● **MATERIAL TO PROCESS**
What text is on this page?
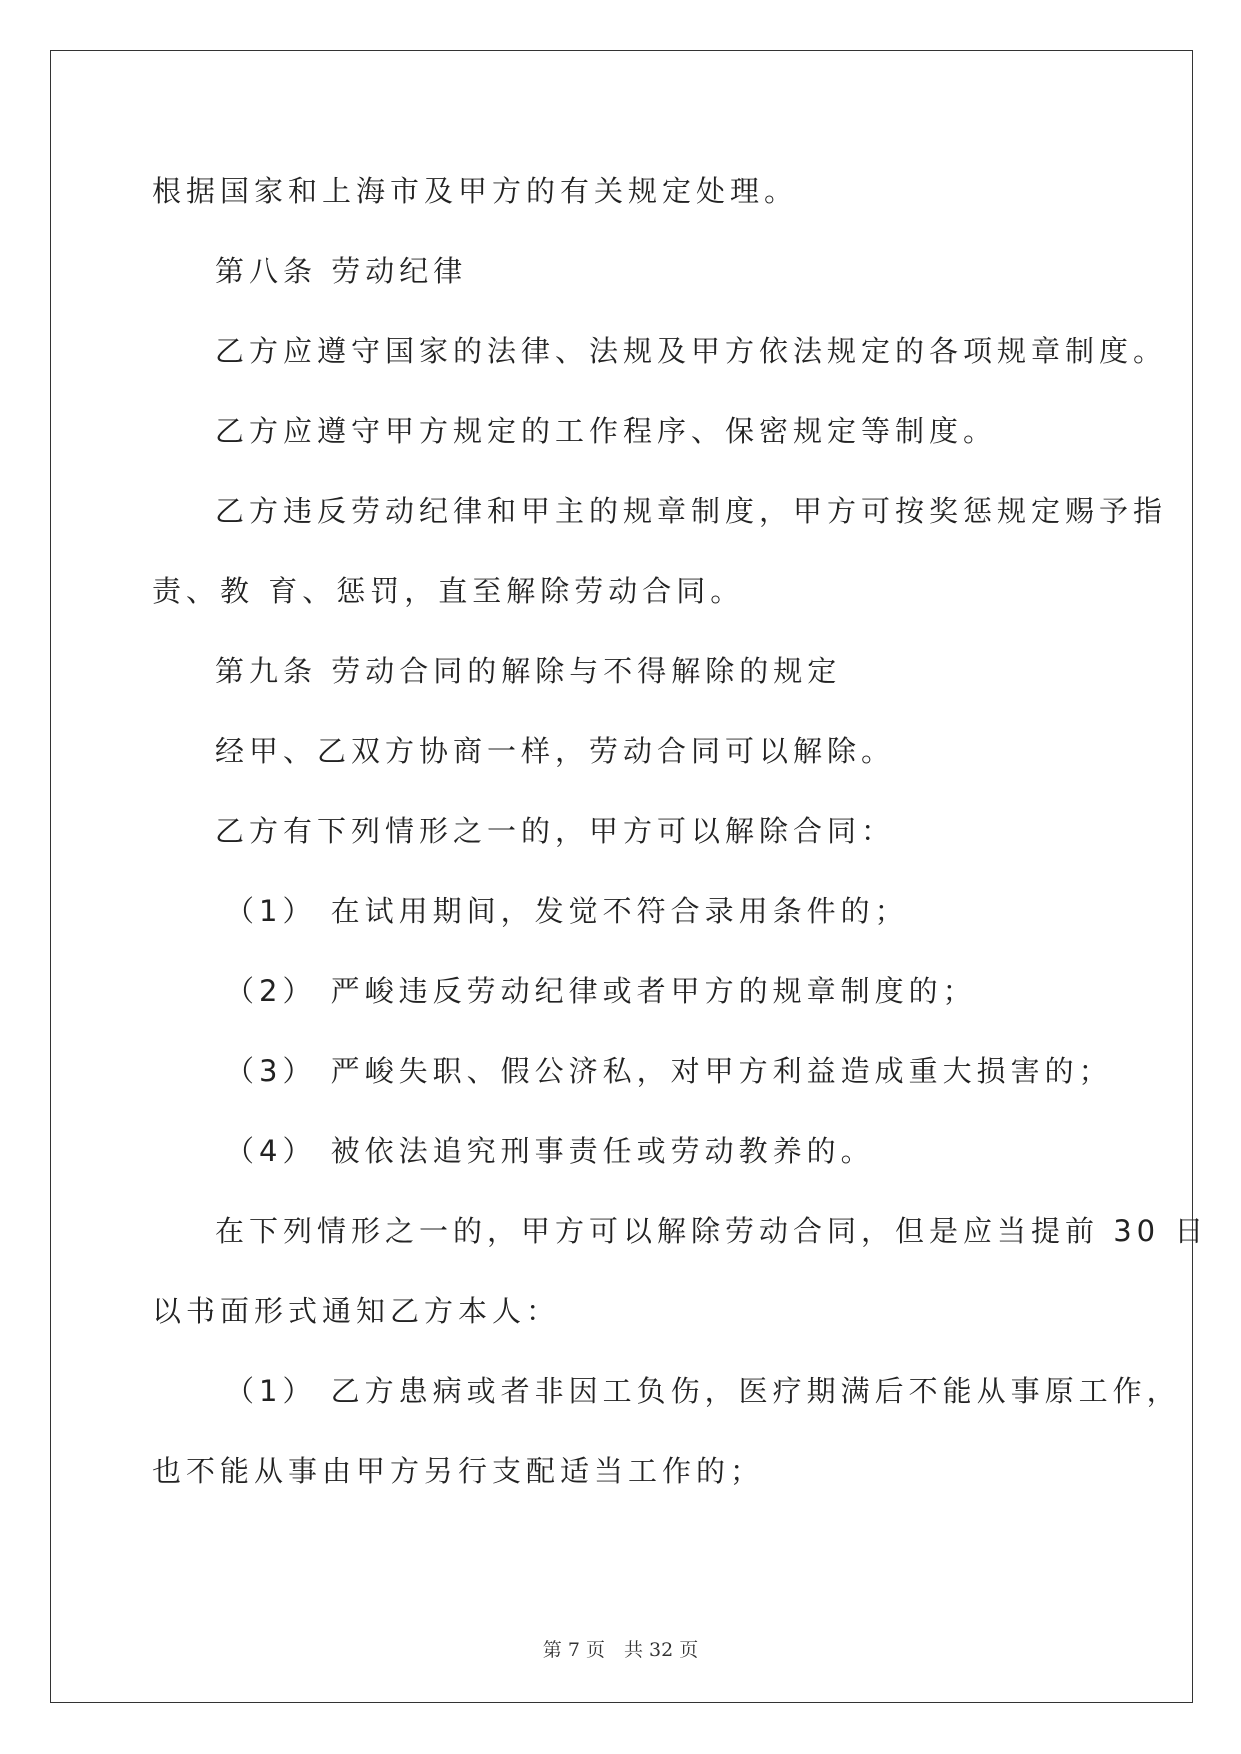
根据国家和上海市及甲方的有关规定处理。

第八条 劳动纪律

乙方应遵守国家的法律、法规及甲方依法规定的各项规章制度。

乙方应遵守甲方规定的工作程序、保密规定等制度。

乙方违反劳动纪律和甲主的规章制度，甲方可按奖惩规定赐予指

责、教 育、惩罚，直至解除劳动合同。

第九条 劳动合同的解除与不得解除的规定

经甲、乙双方协商一样，劳动合同可以解除。

乙方有下列情形之一的，甲方可以解除合同：

（1） 在试用期间，发觉不符合录用条件的；

（2） 严峻违反劳动纪律或者甲方的规章制度的；

（3） 严峻失职、假公济私，对甲方利益造成重大损害的；

（4） 被依法追究刑事责任或劳动教养的。

在下列情形之一的，甲方可以解除劳动合同，但是应当提前 30 日

以书面形式通知乙方本人：

（1） 乙方患病或者非因工负伤，医疗期满后不能从事原工作，

也不能从事由甲方另行支配适当工作的；

第 7 页　共 32 页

● **TO BE DONE**
Reproduce every entry word for word, but skip any pictures.

● **EXERCISE RESPONSE**
What text is on this page?
根据国家和上海市及甲方的有关规定处理。

第八条 劳动纪律

乙方应遵守国家的法律、法规及甲方依法规定的各项规章制度。

乙方应遵守甲方规定的工作程序、保密规定等制度。

乙方违反劳动纪律和甲主的规章制度，甲方可按奖惩规定赐予指

责、教 育、惩罚，直至解除劳动合同。

第九条 劳动合同的解除与不得解除的规定

经甲、乙双方协商一样，劳动合同可以解除。

乙方有下列情形之一的，甲方可以解除合同：

（1） 在试用期间，发觉不符合录用条件的；

（2） 严峻违反劳动纪律或者甲方的规章制度的；

（3） 严峻失职、假公济私，对甲方利益造成重大损害的；

（4） 被依法追究刑事责任或劳动教养的。

在下列情形之一的，甲方可以解除劳动合同，但是应当提前 30 日

以书面形式通知乙方本人：

（1） 乙方患病或者非因工负伤，医疗期满后不能从事原工作，

也不能从事由甲方另行支配适当工作的；

第 7 页　共 32 页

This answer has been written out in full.